**** Text section

Digg is an Oligarchy (or Why Digg Must Constantly Update Its Algorithm)

Digg.com, the social news site, did a major algorithm update last week to tweak the way submitted content get to the front page of the site. As Kevin Rose explained, “As we’ve talked about in the past, Digg’s promotional algorithm ensures that the most popular content dugg by a diverse, unique group of diggers reaches the home page. Our goal is to give each person a fair chance of getting their submission promoted to the home page.”

digg

(Flickr picture by donlbe)

The reaction from Digg power users was scorching. Wired explains: “For those who missed it, several of the top diggers — including Andrew “MrBabyMan” Sorcini, Muhammad “msaleem” Saleem and Reg “Zaibatsu” Saddler, held an emergency chat/podcast to discuss their response to a recent change in the Digg algorithm which made it more difficult for veteran Diggers to get their submissions on the front page. After nearly a couple hours of debate, it was decided that they would boycott the site. They backed down from the plan, though, when Digg founder Kevin Rose and Jay Adelson showed up and talked them down from it.”

********

What you are asked to do: Print the Digg text from "Digg is an Oligarchy" up to and including "picture by donlbe)", without any changes.

**** Information given

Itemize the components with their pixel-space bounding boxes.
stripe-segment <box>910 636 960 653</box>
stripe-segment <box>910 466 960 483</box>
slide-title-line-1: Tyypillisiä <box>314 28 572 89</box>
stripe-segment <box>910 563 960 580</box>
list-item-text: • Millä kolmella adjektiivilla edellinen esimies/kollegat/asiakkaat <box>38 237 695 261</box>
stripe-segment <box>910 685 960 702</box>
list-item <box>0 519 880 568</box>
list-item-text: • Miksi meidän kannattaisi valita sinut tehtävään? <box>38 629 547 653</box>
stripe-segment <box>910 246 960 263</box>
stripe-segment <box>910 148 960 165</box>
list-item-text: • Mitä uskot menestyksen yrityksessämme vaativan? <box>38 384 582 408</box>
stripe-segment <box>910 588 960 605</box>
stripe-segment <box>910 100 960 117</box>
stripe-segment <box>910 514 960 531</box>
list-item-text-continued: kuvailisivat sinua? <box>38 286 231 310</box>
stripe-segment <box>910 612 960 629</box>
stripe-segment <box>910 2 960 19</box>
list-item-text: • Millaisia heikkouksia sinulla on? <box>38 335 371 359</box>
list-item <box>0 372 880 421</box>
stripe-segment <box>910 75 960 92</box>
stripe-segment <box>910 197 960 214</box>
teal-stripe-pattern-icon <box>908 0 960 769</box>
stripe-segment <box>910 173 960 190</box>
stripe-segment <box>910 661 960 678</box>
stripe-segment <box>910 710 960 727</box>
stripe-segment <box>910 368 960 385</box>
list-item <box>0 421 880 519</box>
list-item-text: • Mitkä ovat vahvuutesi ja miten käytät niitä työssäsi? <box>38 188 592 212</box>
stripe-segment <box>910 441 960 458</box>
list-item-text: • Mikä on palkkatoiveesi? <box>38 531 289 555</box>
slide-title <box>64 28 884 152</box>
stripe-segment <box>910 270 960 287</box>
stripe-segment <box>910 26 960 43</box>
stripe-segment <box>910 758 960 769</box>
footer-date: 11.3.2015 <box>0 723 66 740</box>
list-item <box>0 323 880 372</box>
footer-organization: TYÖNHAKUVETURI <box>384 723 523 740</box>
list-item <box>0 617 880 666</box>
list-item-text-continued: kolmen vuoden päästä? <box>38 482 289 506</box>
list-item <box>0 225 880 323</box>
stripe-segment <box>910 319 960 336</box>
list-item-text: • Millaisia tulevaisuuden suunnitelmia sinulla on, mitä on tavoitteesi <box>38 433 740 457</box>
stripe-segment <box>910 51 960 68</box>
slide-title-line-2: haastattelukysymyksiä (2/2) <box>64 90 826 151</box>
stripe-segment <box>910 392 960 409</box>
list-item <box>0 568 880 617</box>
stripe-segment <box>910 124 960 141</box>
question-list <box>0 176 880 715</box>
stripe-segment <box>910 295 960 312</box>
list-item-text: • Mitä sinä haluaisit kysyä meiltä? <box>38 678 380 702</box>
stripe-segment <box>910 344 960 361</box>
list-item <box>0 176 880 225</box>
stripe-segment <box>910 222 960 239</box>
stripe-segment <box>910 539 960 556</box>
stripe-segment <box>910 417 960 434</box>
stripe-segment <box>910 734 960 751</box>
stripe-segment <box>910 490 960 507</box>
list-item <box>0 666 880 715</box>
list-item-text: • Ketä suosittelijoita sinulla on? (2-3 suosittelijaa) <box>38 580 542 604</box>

********

Task result:
Digg is an Oligarchy (or Why Digg Must Constantly Update Its Algorithm)

Digg.com, the social news site, did a major algorithm update last week to tweak the way submitted content get to the front page of the site. As Kevin Rose explained, “As we’ve talked about in the past, Digg’s promotional algorithm ensures that the most popular content dugg by a diverse, unique group of diggers reaches the home page. Our goal is to give each person a fair chance of getting their submission promoted to the home page.”

digg

(Flickr picture by donlbe)